In the entries below, identify every line with the string "rgba" and copy it.

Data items

☆ ☆ ☆ ☆ ☆

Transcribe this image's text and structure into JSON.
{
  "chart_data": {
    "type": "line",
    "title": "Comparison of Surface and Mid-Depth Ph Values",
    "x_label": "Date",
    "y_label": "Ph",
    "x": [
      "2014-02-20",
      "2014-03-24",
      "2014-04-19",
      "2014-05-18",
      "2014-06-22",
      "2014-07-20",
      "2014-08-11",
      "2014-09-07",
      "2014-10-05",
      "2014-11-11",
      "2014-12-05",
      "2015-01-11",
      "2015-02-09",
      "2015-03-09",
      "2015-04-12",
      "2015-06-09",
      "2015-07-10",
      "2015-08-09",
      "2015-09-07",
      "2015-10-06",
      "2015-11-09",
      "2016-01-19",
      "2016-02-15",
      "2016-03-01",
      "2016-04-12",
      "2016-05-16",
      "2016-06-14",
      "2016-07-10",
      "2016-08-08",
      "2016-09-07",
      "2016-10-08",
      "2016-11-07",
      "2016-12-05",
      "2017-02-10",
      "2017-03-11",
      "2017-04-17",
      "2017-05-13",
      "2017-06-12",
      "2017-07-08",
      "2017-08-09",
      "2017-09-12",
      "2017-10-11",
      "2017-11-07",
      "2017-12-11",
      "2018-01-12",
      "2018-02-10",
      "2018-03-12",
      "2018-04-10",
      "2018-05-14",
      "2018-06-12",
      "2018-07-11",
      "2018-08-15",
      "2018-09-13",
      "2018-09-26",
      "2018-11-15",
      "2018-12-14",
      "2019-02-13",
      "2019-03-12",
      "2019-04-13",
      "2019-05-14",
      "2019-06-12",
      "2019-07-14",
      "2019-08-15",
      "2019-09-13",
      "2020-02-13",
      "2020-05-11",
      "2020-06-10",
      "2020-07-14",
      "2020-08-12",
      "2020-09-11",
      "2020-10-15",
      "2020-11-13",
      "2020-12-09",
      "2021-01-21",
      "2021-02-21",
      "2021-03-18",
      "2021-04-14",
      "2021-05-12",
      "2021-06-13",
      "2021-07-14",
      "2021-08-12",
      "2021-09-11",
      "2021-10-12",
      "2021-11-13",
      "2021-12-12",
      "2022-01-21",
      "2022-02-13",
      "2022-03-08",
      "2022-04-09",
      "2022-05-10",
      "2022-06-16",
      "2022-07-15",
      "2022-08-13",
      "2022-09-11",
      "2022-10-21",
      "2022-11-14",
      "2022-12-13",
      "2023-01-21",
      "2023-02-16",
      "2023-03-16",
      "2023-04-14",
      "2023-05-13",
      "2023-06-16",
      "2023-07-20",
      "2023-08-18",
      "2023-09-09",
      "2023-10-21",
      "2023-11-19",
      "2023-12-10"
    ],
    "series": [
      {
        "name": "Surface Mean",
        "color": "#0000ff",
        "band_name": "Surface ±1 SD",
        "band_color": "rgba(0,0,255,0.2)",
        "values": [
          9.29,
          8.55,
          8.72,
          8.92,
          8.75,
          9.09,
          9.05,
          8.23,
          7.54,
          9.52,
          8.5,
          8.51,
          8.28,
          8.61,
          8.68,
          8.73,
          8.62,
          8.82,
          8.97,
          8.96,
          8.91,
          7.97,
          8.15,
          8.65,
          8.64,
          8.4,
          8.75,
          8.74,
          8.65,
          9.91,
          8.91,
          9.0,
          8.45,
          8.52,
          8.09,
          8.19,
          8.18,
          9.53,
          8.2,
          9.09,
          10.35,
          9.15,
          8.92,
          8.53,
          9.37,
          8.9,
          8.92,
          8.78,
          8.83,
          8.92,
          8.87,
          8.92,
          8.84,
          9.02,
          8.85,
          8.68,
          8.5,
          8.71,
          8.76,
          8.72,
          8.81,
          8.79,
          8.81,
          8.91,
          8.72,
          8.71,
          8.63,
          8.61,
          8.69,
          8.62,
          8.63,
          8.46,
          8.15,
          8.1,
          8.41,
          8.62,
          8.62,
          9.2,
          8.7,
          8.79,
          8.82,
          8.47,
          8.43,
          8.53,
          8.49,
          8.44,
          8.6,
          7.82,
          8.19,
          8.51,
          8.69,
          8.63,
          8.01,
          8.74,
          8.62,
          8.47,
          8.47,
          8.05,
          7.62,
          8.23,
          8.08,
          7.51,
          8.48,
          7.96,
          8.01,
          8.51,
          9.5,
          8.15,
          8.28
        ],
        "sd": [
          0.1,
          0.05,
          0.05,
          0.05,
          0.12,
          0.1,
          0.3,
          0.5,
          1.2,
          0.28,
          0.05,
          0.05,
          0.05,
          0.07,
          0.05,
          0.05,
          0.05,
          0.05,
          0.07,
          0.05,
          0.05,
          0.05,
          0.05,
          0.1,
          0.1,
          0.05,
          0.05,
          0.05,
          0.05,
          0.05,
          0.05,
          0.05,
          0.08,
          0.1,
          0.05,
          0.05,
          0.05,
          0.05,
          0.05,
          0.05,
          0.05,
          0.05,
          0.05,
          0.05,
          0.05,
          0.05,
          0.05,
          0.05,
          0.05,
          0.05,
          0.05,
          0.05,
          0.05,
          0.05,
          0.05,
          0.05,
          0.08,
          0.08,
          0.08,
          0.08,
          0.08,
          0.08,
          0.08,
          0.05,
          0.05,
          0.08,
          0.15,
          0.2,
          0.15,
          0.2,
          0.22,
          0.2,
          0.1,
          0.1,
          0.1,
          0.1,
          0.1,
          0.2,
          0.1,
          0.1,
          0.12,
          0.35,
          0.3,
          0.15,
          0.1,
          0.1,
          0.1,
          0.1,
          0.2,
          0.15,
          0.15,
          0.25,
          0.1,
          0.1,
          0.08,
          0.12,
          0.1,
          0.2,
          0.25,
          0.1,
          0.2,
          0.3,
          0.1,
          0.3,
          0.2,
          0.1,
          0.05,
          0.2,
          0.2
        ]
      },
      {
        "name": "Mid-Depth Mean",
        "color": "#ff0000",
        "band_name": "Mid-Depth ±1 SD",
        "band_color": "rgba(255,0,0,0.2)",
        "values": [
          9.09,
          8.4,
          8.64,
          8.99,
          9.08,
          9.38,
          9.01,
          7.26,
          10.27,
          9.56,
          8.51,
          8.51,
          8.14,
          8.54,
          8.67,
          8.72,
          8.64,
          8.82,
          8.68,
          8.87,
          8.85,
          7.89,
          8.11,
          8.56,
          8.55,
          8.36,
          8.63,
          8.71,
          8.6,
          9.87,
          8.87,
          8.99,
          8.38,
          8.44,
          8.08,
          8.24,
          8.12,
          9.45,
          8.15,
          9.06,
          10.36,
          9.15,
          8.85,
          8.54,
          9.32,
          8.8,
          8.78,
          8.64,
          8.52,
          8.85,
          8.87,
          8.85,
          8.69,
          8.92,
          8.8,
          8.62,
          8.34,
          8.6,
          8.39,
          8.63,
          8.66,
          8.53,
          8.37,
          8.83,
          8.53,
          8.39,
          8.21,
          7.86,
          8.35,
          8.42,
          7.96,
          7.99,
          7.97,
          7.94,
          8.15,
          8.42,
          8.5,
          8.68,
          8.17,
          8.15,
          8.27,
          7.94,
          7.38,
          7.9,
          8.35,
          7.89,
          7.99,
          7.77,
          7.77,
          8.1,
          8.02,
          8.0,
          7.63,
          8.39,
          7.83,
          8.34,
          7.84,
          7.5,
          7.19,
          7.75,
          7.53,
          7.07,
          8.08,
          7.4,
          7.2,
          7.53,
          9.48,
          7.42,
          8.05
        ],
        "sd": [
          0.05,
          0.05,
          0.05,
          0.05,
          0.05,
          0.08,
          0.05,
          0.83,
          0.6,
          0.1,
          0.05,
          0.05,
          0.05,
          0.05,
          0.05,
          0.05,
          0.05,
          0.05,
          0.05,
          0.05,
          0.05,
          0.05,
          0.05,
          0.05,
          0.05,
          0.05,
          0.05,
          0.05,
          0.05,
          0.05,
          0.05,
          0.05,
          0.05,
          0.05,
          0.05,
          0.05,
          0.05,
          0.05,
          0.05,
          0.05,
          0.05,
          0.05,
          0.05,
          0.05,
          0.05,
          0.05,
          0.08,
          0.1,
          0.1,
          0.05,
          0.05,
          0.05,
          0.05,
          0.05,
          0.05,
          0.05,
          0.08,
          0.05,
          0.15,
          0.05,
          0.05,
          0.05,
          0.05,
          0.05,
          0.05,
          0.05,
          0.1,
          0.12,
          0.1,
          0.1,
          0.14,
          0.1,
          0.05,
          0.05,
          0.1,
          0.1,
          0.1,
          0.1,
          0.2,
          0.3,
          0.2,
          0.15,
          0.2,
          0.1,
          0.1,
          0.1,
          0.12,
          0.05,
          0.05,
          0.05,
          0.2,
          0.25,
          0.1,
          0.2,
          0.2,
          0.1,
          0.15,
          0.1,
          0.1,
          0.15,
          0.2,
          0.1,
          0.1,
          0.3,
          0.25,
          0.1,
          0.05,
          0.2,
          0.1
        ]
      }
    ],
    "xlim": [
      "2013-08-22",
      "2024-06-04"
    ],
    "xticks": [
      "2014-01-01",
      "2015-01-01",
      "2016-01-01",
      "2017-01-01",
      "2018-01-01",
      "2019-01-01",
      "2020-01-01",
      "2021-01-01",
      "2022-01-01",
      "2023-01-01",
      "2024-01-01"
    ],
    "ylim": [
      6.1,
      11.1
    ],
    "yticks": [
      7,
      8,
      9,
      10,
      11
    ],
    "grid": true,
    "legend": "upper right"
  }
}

☆ ☆ ☆ ☆ ☆

Written response:
        "band_color": "rgba(0,0,255,0.2)",
        "band_color": "rgba(255,0,0,0.2)",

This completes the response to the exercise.